Given request — Can you quote the records below in full, word for word?

Supplied records —
>> begin

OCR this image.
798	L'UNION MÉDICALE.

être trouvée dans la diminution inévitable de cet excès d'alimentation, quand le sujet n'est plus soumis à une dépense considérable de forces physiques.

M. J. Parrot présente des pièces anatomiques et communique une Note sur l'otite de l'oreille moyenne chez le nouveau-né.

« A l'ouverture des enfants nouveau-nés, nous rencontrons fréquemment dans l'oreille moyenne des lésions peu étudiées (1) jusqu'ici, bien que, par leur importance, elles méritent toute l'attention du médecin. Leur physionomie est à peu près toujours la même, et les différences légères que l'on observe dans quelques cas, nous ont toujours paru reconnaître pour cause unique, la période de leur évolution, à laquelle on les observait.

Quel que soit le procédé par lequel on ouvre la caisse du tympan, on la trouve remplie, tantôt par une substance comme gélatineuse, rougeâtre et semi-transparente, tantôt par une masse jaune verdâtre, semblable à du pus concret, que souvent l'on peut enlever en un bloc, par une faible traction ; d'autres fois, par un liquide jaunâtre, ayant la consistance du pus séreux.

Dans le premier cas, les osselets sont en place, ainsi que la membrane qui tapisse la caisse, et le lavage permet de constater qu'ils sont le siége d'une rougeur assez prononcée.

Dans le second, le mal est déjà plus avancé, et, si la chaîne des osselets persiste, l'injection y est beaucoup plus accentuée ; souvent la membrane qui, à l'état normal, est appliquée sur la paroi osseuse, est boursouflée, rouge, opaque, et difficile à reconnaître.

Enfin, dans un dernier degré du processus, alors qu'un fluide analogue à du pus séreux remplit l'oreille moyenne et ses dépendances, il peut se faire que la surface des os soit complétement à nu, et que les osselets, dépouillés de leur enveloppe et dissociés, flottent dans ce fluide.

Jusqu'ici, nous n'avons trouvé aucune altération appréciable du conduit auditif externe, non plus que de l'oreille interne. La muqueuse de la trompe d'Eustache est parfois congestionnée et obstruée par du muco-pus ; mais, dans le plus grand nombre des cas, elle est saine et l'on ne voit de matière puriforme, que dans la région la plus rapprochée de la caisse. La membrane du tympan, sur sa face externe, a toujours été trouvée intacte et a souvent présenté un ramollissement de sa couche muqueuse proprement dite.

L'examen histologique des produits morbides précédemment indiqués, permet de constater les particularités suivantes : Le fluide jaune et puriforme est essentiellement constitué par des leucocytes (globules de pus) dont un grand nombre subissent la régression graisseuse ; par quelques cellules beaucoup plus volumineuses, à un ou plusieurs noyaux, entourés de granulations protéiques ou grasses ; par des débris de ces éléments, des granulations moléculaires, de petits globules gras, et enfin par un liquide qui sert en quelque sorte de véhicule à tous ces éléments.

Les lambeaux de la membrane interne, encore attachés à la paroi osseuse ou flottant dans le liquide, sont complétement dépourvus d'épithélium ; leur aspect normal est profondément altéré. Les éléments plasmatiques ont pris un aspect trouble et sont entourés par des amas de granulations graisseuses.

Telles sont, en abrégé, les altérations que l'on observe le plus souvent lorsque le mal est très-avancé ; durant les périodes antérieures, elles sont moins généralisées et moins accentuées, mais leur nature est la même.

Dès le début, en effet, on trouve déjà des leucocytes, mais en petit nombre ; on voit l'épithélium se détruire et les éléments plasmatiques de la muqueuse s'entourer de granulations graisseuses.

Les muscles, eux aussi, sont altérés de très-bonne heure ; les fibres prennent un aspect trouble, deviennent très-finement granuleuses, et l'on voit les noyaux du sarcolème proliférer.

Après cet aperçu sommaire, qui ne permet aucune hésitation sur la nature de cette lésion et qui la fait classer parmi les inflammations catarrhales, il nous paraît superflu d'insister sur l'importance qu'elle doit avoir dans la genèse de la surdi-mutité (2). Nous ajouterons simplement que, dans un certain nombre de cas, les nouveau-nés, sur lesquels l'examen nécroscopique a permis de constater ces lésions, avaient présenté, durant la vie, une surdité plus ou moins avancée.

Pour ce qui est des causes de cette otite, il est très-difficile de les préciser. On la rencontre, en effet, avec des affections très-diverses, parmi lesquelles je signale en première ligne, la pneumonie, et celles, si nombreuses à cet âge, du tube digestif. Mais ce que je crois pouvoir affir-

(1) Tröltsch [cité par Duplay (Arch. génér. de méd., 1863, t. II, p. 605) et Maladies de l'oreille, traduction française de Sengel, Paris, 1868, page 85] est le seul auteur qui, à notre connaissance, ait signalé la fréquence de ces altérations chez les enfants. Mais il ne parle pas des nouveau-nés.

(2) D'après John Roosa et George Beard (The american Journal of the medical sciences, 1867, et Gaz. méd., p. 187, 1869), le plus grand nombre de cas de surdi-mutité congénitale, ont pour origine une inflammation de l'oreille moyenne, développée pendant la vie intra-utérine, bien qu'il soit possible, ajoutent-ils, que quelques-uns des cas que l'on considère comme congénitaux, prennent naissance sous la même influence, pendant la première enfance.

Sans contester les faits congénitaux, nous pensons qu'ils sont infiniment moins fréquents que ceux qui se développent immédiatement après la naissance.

>> end

Response to the exercise —
OCR this image.
798	L'UNION MÉDICALE.

être trouvée dans la diminution inévitable de cet excès d'alimentation, quand le sujet n'est plus soumis à une dépense considérable de forces physiques.

M. J. Parrot présente des pièces anatomiques et communique une Note sur l'otite de l'oreille moyenne chez le nouveau-né.

« A l'ouverture des enfants nouveau-nés, nous rencontrons fréquemment dans l'oreille moyenne des lésions peu étudiées (1) jusqu'ici, bien que, par leur importance, elles méritent toute l'attention du médecin. Leur physionomie est à peu près toujours la même, et les différences légères que l'on observe dans quelques cas, nous ont toujours paru reconnaître pour cause unique, la période de leur évolution, à laquelle on les observait.

Quel que soit le procédé par lequel on ouvre la caisse du tympan, on la trouve remplie, tantôt par une substance comme gélatineuse, rougeâtre et semi-transparente, tantôt par une masse jaune verdâtre, semblable à du pus concret, que souvent l'on peut enlever en un bloc, par une faible traction ; d'autres fois, par un liquide jaunâtre, ayant la consistance du pus séreux.

Dans le premier cas, les osselets sont en place, ainsi que la membrane qui tapisse la caisse, et le lavage permet de constater qu'ils sont le siége d'une rougeur assez prononcée.

Dans le second, le mal est déjà plus avancé, et, si la chaîne des osselets persiste, l'injection y est beaucoup plus accentuée ; souvent la membrane qui, à l'état normal, est appliquée sur la paroi osseuse, est boursouflée, rouge, opaque, et difficile à reconnaître.

Enfin, dans un dernier degré du processus, alors qu'un fluide analogue à du pus séreux remplit l'oreille moyenne et ses dépendances, il peut se faire que la surface des os soit complétement à nu, et que les osselets, dépouillés de leur enveloppe et dissociés, flottent dans ce fluide.

Jusqu'ici, nous n'avons trouvé aucune altération appréciable du conduit auditif externe, non plus que de l'oreille interne. La muqueuse de la trompe d'Eustache est parfois congestionnée et obstruée par du muco-pus ; mais, dans le plus grand nombre des cas, elle est saine et l'on ne voit de matière puriforme, que dans la région la plus rapprochée de la caisse. La membrane du tympan, sur sa face externe, a toujours été trouvée intacte et a souvent présenté un ramollissement de sa couche muqueuse proprement dite.

L'examen histologique des produits morbides précédemment indiqués, permet de constater les particularités suivantes : Le fluide jaune et puriforme est essentiellement constitué par des leucocytes (globules de pus) dont un grand nombre subissent la régression graisseuse ; par quelques cellules beaucoup plus volumineuses, à un ou plusieurs noyaux, entourés de granulations protéiques ou grasses ; par des débris de ces éléments, des granulations moléculaires, de petits globules gras, et enfin par un liquide qui sert en quelque sorte de véhicule à tous ces éléments.

Les lambeaux de la membrane interne, encore attachés à la paroi osseuse ou flottant dans le liquide, sont complétement dépourvus d'épithélium ; leur aspect normal est profondément altéré. Les éléments plasmatiques ont pris un aspect trouble et sont entourés par des amas de granulations graisseuses.

Telles sont, en abrégé, les altérations que l'on observe le plus souvent lorsque le mal est très-avancé ; durant les périodes antérieures, elles sont moins généralisées et moins accentuées, mais leur nature est la même.

Dès le début, en effet, on trouve déjà des leucocytes, mais en petit nombre ; on voit l'épithélium se détruire et les éléments plasmatiques de la muqueuse s'entourer de granulations graisseuses.

Les muscles, eux aussi, sont altérés de très-bonne heure ; les fibres prennent un aspect trouble, deviennent très-finement granuleuses, et l'on voit les noyaux du sarcolème proliférer.

Après cet aperçu sommaire, qui ne permet aucune hésitation sur la nature de cette lésion et qui la fait classer parmi les inflammations catarrhales, il nous paraît superflu d'insister sur l'importance qu'elle doit avoir dans la genèse de la surdi-mutité (2). Nous ajouterons simplement que, dans un certain nombre de cas, les nouveau-nés, sur lesquels l'examen nécroscopique a permis de constater ces lésions, avaient présenté, durant la vie, une surdité plus ou moins avancée.

Pour ce qui est des causes de cette otite, il est très-difficile de les préciser. On la rencontre, en effet, avec des affections très-diverses, parmi lesquelles je signale en première ligne, la pneumonie, et celles, si nombreuses à cet âge, du tube digestif. Mais ce que je crois pouvoir affir-

(1) Tröltsch [cité par Duplay (Arch. génér. de méd., 1863, t. II, p. 605) et Maladies de l'oreille, traduction française de Sengel, Paris, 1868, page 85] est le seul auteur qui, à notre connaissance, ait signalé la fréquence de ces altérations chez les enfants. Mais il ne parle pas des nouveau-nés.

(2) D'après John Roosa et George Beard (The american Journal of the medical sciences, 1867, et Gaz. méd., p. 187, 1869), le plus grand nombre de cas de surdi-mutité congénitale, ont pour origine une inflammation de l'oreille moyenne, développée pendant la vie intra-utérine, bien qu'il soit possible, ajoutent-ils, que quelques-uns des cas que l'on considère comme congénitaux, prennent naissance sous la même influence, pendant la première enfance.

Sans contester les faits congénitaux, nous pensons qu'ils sont infiniment moins fréquents que ceux qui se développent immédiatement après la naissance.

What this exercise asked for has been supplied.